**Problem to work on:** Select, from the material below, each line with "huangrenjun" in it.

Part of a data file

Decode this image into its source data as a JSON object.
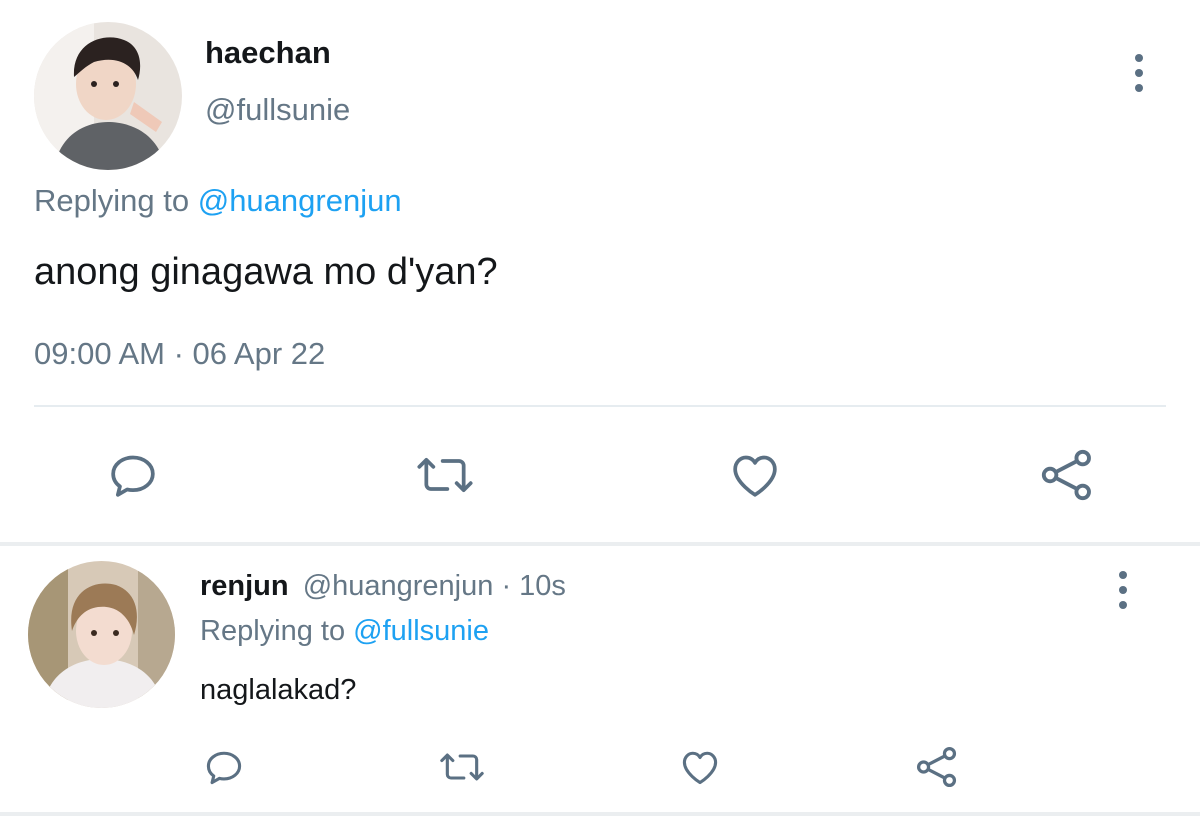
{
  "tweet": {
    "display_name": "haechan",
    "handle": "@fullsunie",
    "replying_prefix": "Replying to",
    "replying_handle": "@huangrenjun",
    "text": "anong ginagawa mo d'yan?",
    "timestamp": "09:00 AM · 06 Apr 22",
    "avatar": "avatar-photo",
    "actions": [
      "reply-icon",
      "retweet-icon",
      "like-icon",
      "share-icon"
    ]
  },
  "reply": {
    "display_name": "renjun",
    "handle": "@huangrenjun",
    "time": "· 10s",
    "replying_prefix": "Replying to",
    "replying_handle": "@fullsunie",
    "text": "naglalakad?",
    "avatar": "avatar-photo",
    "actions": [
      "reply-icon",
      "retweet-icon",
      "like-icon",
      "share-icon"
    ]
  },
  "colors": {
    "text": "#14171a",
    "muted": "#657786",
    "link": "#1da1f2",
    "icon": "#5b7083",
    "divider": "#e6ecf0"
  }
}
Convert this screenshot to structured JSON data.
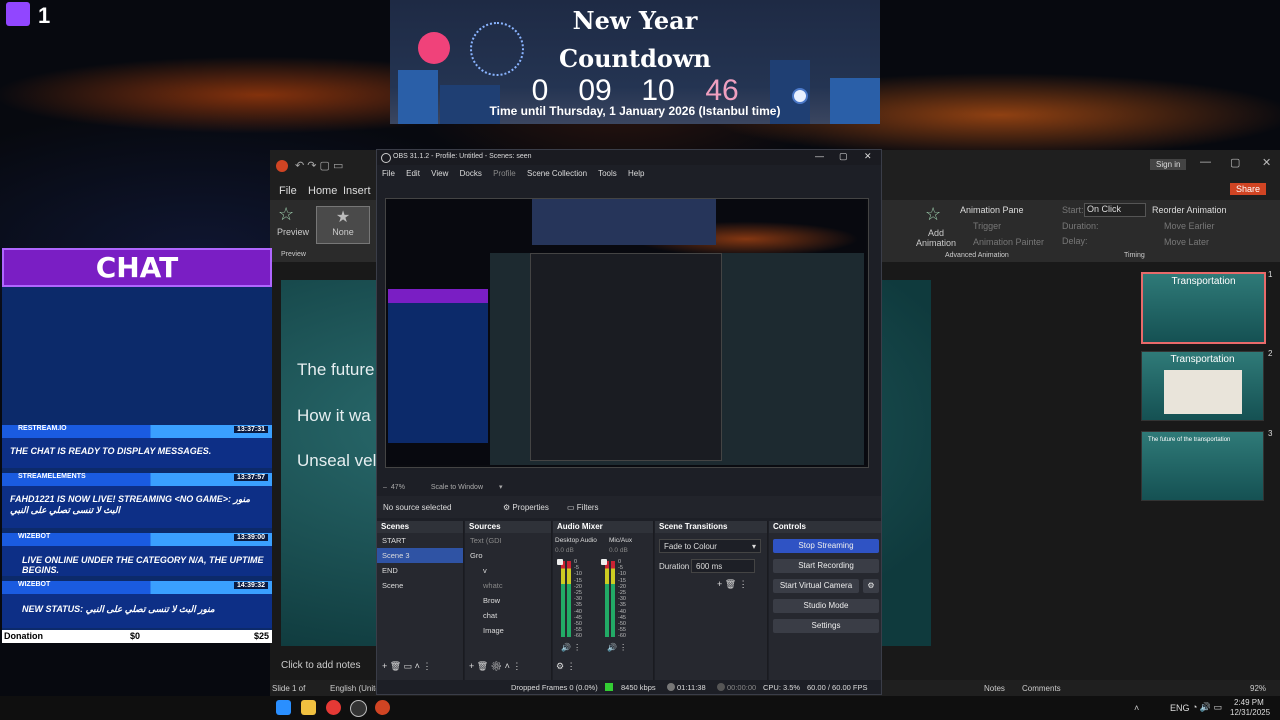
{
  "stream": {
    "viewer_count": "1"
  },
  "countdown": {
    "title_line1": "New Year",
    "title_line2": "Countdown",
    "days": "0",
    "hours": "09",
    "minutes": "10",
    "seconds": "46",
    "subtitle": "Time until Thursday, 1 January 2026 (Istanbul time)"
  },
  "chat": {
    "header": "CHAT",
    "messages": [
      {
        "user": "RESTREAM.IO",
        "time": "13:37:31",
        "text": "THE CHAT IS READY TO DISPLAY MESSAGES."
      },
      {
        "user": "STREAMELEMENTS",
        "time": "13:37:57",
        "text": "FAHD1221 IS NOW LIVE! STREAMING <NO GAME>: منور البث لا تنسى تصلي على النبي"
      },
      {
        "user": "WIZEBOT",
        "time": "13:39:00",
        "text": "LIVE ONLINE UNDER THE CATEGORY N/A, THE UPTIME BEGINS."
      },
      {
        "user": "WIZEBOT",
        "time": "14:39:32",
        "text": "NEW STATUS: منور البث لا تنسى تصلي على النبي"
      }
    ],
    "donation_label": "Donation",
    "donation_current": "$0",
    "donation_goal": "$25"
  },
  "ppt": {
    "title_sign_in": "Sign in",
    "tabs": [
      "File",
      "Home",
      "Insert"
    ],
    "share": "Share",
    "preview_label": "Preview",
    "preview_group": "Preview",
    "none_label": "None",
    "animation_pane": "Animation Pane",
    "trigger": "Trigger",
    "animation_painter": "Animation Painter",
    "add_animation": "Add Animation",
    "advanced_animation": "Advanced Animation",
    "start_label": "Start:",
    "start_value": "On Click",
    "duration_label": "Duration:",
    "delay_label": "Delay:",
    "reorder": "Reorder Animation",
    "move_earlier": "Move Earlier",
    "move_later": "Move Later",
    "timing": "Timing",
    "slide_lines": [
      "The future",
      "How it wa",
      "Unseal vel"
    ],
    "notes_placeholder": "Click to add notes",
    "status_slide": "Slide 1 of",
    "status_lang": "English (Unite",
    "status_notes": "Notes",
    "status_comments": "Comments",
    "zoom": "92%",
    "thumbs": [
      {
        "num": "1",
        "title": "Transportation"
      },
      {
        "num": "2",
        "title": "Transportation"
      },
      {
        "num": "3",
        "title": "The future of the transportation"
      }
    ]
  },
  "obs": {
    "title": "OBS 31.1.2 - Profile: Untitled - Scenes: seen",
    "menu": [
      "File",
      "Edit",
      "View",
      "Docks",
      "Profile",
      "Scene Collection",
      "Tools",
      "Help"
    ],
    "zoom": "47%",
    "scale_mode": "Scale to Window",
    "no_source": "No source selected",
    "properties": "Properties",
    "filters": "Filters",
    "docks": {
      "scenes": "Scenes",
      "sources": "Sources",
      "mixer": "Audio Mixer",
      "transitions": "Scene Transitions",
      "controls": "Controls"
    },
    "scenes": [
      "START",
      "Scene 3",
      "END",
      "Scene"
    ],
    "sources": [
      "Text (GDI",
      "Gro",
      "v",
      "whatc",
      "Brow",
      "chat",
      "Image"
    ],
    "mixer": {
      "desktop": "Desktop Audio",
      "desktop_db": "0.0 dB",
      "mic": "Mic/Aux",
      "mic_db": "0.0 dB",
      "scale": [
        "0",
        "-5",
        "-10",
        "-15",
        "-20",
        "-25",
        "-30",
        "-35",
        "-40",
        "-45",
        "-50",
        "-55",
        "-60"
      ]
    },
    "transitions": {
      "type": "Fade to Colour",
      "duration_label": "Duration",
      "duration": "600 ms"
    },
    "controls": [
      "Stop Streaming",
      "Start Recording",
      "Start Virtual Camera",
      "Studio Mode",
      "Settings"
    ],
    "status": {
      "dropped": "Dropped Frames 0 (0.0%)",
      "bitrate": "8450 kbps",
      "live_time": "01:11:38",
      "rec_time": "00:00:00",
      "cpu": "CPU: 3.5%",
      "fps": "60.00 / 60.00 FPS"
    }
  },
  "taskbar": {
    "lang": "ENG",
    "time": "2:49 PM",
    "date": "12/31/2025"
  }
}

**Written reply:**
    "replying_handle": "@huangrenjun",
    "handle": "@huangrenjun",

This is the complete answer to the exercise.